[Extracted records]
§
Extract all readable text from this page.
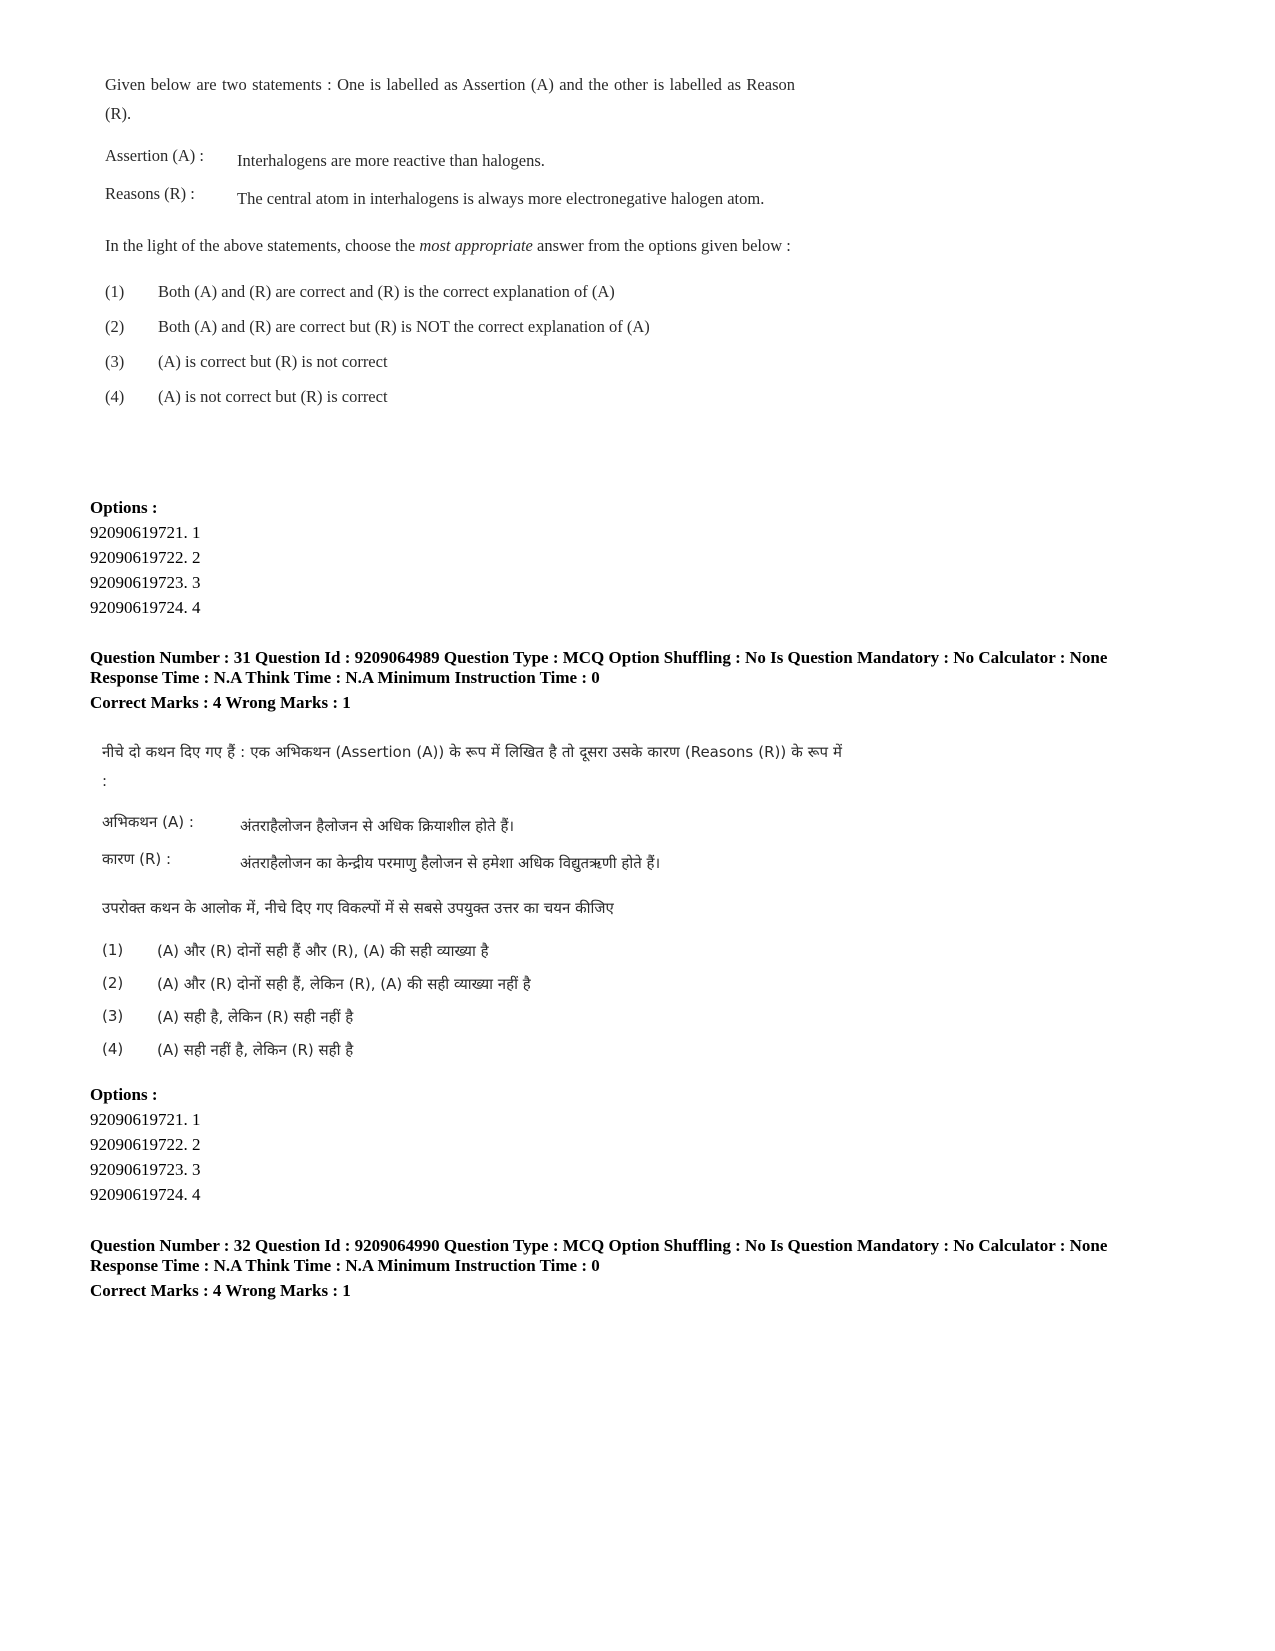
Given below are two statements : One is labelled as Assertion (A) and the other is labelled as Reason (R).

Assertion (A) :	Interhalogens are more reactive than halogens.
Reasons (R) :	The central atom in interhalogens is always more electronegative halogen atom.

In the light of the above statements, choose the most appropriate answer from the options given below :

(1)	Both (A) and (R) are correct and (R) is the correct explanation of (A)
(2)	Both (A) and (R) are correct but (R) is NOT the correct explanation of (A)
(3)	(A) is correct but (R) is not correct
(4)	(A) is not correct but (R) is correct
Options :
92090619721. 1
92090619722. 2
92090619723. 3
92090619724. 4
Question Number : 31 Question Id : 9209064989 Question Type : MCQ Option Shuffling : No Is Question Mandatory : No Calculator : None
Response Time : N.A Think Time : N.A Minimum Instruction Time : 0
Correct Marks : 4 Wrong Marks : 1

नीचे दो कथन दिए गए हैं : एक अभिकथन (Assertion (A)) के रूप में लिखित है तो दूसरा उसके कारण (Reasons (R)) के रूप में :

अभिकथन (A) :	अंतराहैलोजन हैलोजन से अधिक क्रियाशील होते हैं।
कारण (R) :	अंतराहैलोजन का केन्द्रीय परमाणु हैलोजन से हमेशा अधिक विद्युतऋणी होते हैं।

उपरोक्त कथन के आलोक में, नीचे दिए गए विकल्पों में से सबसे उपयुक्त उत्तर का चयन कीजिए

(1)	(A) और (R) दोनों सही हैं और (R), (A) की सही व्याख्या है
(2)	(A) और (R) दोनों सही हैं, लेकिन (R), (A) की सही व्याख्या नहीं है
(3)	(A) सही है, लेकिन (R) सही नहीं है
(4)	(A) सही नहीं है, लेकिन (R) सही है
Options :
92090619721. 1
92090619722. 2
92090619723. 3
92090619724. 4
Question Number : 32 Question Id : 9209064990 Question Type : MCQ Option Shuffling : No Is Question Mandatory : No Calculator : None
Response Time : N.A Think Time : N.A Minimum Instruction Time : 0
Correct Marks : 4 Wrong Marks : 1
§
## Problem description
Above are several records. Count the lines among them that contain "Shuffling" and give only the total.

## Expected answer
2